>>>

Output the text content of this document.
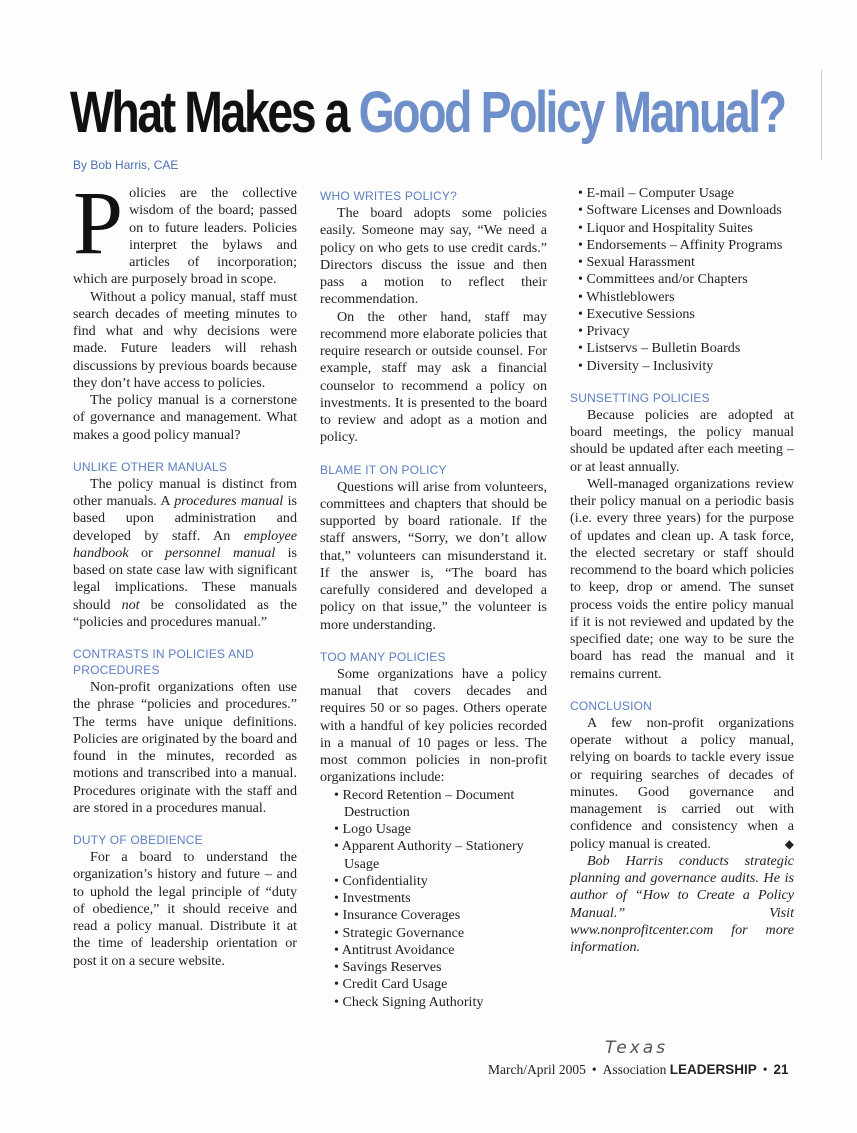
What Makes a Good Policy Manual?
By Bob Harris, CAE

Policies are the collective wisdom of the board; passed on to future leaders. Policies interpret the bylaws and articles of incorporation; which are purposely broad in scope.

Without a policy manual, staff must search decades of meeting minutes to find what and why decisions were made. Future leaders will rehash discussions by previous boards because they don’t have access to policies.

The policy manual is a cornerstone of governance and management. What makes a good policy manual?

UNLIKE OTHER MANUALS

The policy manual is distinct from other manuals. A procedures manual is based upon administration and developed by staff. An employee handbook or personnel manual is based on state case law with significant legal implications. These manuals should not be consolidated as the “policies and procedures manual.”

CONTRASTS IN POLICIES AND PROCEDURES

Non-profit organizations often use the phrase “policies and procedures.” The terms have unique definitions. Policies are originated by the board and found in the minutes, recorded as motions and transcribed into a manual. Procedures originate with the staff and are stored in a procedures manual.

DUTY OF OBEDIENCE

For a board to understand the organization’s history and future – and to uphold the legal principle of “duty of obedience,” it should receive and read a policy manual. Distribute it at the time of leadership orientation or post it on a secure website.

WHO WRITES POLICY?

The board adopts some policies easily. Someone may say, “We need a policy on who gets to use credit cards.” Directors discuss the issue and then pass a motion to reflect their recommendation.

On the other hand, staff may recommend more elaborate policies that require research or outside counsel. For example, staff may ask a financial counselor to recommend a policy on investments. It is presented to the board to review and adopt as a motion and policy.

BLAME IT ON POLICY

Questions will arise from volunteers, committees and chapters that should be supported by board rationale. If the staff answers, “Sorry, we don’t allow that,” volunteers can misunderstand it. If the answer is, “The board has carefully considered and developed a policy on that issue,” the volunteer is more understanding.

TOO MANY POLICIES

Some organizations have a policy manual that covers decades and requires 50 or so pages. Others operate with a handful of key policies recorded in a manual of 10 pages or less. The most common policies in non-profit organizations include:

• Record Retention – Document Destruction
• Logo Usage
• Apparent Authority – Stationery Usage
• Confidentiality
• Investments
• Insurance Coverages
• Strategic Governance
• Antitrust Avoidance
• Savings Reserves
• Credit Card Usage
• Check Signing Authority
• E-mail – Computer Usage
• Software Licenses and Downloads
• Liquor and Hospitality Suites
• Endorsements – Affinity Programs
• Sexual Harassment
• Committees and/or Chapters
• Whistleblowers
• Executive Sessions
• Privacy
• Listservs – Bulletin Boards
• Diversity – Inclusivity
SUNSETTING POLICIES

Because policies are adopted at board meetings, the policy manual should be updated after each meeting – or at least annually.

Well-managed organizations review their policy manual on a periodic basis (i.e. every three years) for the purpose of updates and clean up. A task force, the elected secretary or staff should recommend to the board which policies to keep, drop or amend. The sunset process voids the entire policy manual if it is not reviewed and updated by the specified date; one way to be sure the board has read the manual and it remains current.

CONCLUSION

A few non-profit organizations operate without a policy manual, relying on boards to tackle every issue or requiring searches of decades of minutes. Good governance and management is carried out with confidence and consistency when a policy manual is created.	◆

Bob Harris conducts strategic planning and governance audits. He is author of “How to Create a Policy Manual.” Visit www.nonprofitcenter.com for more information.

Texas
March/April 2005 • Association LEADERSHIP • 21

<<<

Using the listing above, work out how many of its lines include "staff", and give only the result.

6